THE PROBLEM: Give every line of the material again, exactly as written.

==*==

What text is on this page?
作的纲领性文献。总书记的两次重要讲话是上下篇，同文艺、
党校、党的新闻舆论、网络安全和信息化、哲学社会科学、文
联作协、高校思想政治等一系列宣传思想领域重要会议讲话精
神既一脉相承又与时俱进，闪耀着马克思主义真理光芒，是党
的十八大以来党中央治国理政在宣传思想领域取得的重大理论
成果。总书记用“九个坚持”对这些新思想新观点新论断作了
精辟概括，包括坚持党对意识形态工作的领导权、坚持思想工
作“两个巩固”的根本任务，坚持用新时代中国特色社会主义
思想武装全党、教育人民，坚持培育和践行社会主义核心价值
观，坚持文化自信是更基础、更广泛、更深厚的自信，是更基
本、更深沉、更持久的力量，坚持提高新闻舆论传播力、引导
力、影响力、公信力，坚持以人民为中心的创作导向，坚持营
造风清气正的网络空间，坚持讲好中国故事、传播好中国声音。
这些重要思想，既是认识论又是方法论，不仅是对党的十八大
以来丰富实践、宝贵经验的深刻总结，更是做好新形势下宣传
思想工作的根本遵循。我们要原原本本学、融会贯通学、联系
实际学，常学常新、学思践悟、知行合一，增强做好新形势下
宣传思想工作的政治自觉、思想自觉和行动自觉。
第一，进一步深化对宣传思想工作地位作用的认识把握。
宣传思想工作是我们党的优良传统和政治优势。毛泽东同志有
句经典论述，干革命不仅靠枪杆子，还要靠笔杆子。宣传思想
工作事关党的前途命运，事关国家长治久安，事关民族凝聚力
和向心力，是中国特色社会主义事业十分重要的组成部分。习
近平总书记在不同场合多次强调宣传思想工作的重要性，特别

==*==

ANSWER TO THE EXERCISE:
What text is on this page?
作的纲领性文献。总书记的两次重要讲话是上下篇，同文艺、
党校、党的新闻舆论、网络安全和信息化、哲学社会科学、文
联作协、高校思想政治等一系列宣传思想领域重要会议讲话精
神既一脉相承又与时俱进，闪耀着马克思主义真理光芒，是党
的十八大以来党中央治国理政在宣传思想领域取得的重大理论
成果。总书记用“九个坚持”对这些新思想新观点新论断作了
精辟概括，包括坚持党对意识形态工作的领导权、坚持思想工
作“两个巩固”的根本任务，坚持用新时代中国特色社会主义
思想武装全党、教育人民，坚持培育和践行社会主义核心价值
观，坚持文化自信是更基础、更广泛、更深厚的自信，是更基
本、更深沉、更持久的力量，坚持提高新闻舆论传播力、引导
力、影响力、公信力，坚持以人民为中心的创作导向，坚持营
造风清气正的网络空间，坚持讲好中国故事、传播好中国声音。
这些重要思想，既是认识论又是方法论，不仅是对党的十八大
以来丰富实践、宝贵经验的深刻总结，更是做好新形势下宣传
思想工作的根本遵循。我们要原原本本学、融会贯通学、联系
实际学，常学常新、学思践悟、知行合一，增强做好新形势下
宣传思想工作的政治自觉、思想自觉和行动自觉。
第一，进一步深化对宣传思想工作地位作用的认识把握。
宣传思想工作是我们党的优良传统和政治优势。毛泽东同志有
句经典论述，干革命不仅靠枪杆子，还要靠笔杆子。宣传思想
工作事关党的前途命运，事关国家长治久安，事关民族凝聚力
和向心力，是中国特色社会主义事业十分重要的组成部分。习
近平总书记在不同场合多次强调宣传思想工作的重要性，特别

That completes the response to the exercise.